• [Dataset entries]

____________

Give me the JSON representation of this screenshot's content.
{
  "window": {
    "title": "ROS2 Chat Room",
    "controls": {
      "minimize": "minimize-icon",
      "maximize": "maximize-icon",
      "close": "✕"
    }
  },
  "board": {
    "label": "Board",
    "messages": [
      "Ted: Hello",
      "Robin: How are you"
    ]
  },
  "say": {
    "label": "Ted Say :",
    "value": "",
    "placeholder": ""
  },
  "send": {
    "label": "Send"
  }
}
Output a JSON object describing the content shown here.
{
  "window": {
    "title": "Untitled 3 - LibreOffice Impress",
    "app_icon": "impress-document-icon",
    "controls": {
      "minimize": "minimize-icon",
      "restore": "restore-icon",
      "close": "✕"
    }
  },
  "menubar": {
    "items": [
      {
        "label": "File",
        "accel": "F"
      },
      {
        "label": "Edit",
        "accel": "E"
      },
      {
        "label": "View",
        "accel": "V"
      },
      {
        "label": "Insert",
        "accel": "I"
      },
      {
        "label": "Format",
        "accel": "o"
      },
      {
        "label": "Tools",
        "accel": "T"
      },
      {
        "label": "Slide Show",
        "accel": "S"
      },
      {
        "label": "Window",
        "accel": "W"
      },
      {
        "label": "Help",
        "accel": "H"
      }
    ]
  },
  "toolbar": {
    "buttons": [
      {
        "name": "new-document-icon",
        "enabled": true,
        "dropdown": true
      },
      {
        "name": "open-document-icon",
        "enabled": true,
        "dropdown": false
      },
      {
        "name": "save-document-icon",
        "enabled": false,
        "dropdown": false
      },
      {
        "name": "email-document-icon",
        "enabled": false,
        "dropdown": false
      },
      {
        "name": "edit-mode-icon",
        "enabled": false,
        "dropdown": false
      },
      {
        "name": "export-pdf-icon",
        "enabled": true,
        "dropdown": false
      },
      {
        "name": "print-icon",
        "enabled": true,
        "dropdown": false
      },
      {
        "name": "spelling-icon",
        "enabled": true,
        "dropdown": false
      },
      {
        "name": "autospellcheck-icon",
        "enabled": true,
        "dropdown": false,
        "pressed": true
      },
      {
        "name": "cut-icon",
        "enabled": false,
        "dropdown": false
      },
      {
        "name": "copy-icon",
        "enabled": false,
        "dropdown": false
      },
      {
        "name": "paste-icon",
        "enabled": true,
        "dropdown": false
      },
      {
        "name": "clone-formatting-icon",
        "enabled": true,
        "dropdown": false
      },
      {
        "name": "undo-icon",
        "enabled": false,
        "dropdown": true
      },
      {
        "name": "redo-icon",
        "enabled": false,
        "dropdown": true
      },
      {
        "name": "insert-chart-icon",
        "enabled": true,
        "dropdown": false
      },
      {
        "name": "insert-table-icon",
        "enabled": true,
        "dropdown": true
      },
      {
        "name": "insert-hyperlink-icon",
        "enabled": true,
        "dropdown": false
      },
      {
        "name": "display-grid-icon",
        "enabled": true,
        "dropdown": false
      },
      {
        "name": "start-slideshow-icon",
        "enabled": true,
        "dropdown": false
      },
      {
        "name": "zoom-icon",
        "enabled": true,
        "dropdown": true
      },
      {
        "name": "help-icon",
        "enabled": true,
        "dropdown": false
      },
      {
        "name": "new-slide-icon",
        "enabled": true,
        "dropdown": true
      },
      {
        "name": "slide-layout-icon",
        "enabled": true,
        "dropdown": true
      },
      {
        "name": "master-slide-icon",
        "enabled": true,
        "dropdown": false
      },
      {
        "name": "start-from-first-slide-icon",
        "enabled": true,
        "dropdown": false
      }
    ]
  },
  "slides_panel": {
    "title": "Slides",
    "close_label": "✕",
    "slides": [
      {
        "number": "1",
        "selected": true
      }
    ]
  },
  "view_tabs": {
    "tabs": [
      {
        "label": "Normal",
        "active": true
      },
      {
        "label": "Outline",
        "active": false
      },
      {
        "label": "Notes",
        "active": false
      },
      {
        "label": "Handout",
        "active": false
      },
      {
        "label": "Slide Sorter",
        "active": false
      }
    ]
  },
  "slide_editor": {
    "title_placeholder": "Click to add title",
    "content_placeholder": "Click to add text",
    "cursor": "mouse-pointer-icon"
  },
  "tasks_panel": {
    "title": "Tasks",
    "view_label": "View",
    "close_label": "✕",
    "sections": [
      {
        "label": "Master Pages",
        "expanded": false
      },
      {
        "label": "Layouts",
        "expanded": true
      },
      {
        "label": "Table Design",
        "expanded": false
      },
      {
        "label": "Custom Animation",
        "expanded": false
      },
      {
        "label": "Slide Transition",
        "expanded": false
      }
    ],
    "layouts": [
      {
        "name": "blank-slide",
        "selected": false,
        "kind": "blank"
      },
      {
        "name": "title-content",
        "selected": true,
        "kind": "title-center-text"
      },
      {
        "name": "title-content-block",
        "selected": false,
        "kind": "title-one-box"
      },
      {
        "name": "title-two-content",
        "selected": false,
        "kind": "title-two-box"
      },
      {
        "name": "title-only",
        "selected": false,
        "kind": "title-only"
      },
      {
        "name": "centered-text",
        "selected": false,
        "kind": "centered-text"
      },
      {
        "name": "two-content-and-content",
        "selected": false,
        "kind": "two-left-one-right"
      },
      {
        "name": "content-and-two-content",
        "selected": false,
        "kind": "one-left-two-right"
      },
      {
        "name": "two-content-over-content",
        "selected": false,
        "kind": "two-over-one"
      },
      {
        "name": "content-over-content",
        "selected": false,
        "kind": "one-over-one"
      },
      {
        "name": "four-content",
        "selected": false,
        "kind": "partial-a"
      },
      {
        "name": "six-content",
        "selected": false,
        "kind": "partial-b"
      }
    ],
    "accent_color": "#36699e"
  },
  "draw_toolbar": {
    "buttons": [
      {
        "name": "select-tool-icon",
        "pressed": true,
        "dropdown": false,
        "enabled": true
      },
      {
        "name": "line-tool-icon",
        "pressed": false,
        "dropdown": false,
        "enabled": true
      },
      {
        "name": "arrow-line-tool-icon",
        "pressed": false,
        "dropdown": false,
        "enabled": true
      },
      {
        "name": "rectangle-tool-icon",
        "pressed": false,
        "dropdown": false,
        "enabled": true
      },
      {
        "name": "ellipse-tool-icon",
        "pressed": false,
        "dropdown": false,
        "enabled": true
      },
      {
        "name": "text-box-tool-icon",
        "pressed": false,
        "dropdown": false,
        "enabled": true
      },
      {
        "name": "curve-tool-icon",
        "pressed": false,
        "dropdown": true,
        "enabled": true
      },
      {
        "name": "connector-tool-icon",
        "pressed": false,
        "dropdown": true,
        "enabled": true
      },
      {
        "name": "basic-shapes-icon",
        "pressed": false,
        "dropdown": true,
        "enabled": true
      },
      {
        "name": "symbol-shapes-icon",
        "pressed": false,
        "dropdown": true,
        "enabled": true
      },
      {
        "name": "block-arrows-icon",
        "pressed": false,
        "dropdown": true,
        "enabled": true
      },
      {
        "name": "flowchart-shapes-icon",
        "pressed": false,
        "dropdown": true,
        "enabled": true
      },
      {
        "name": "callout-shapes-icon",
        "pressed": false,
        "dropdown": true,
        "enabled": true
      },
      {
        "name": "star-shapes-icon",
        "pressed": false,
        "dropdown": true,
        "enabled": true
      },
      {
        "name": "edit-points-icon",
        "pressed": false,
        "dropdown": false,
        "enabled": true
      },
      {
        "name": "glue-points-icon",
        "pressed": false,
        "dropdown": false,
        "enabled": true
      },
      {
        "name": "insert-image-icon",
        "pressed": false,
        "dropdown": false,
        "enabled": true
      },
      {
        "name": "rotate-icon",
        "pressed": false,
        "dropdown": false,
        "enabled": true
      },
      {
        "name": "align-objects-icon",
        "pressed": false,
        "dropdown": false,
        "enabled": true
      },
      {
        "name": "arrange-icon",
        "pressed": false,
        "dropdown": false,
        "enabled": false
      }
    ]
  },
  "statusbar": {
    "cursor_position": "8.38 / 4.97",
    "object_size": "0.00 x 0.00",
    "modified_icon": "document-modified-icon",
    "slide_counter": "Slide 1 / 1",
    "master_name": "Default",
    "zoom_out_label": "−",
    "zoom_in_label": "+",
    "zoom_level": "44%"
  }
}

____________

• [Task prompt]
What is the number of lines in the listing that include the word "JSON"? Give that number and nothing else.

• [Answer for the task]
2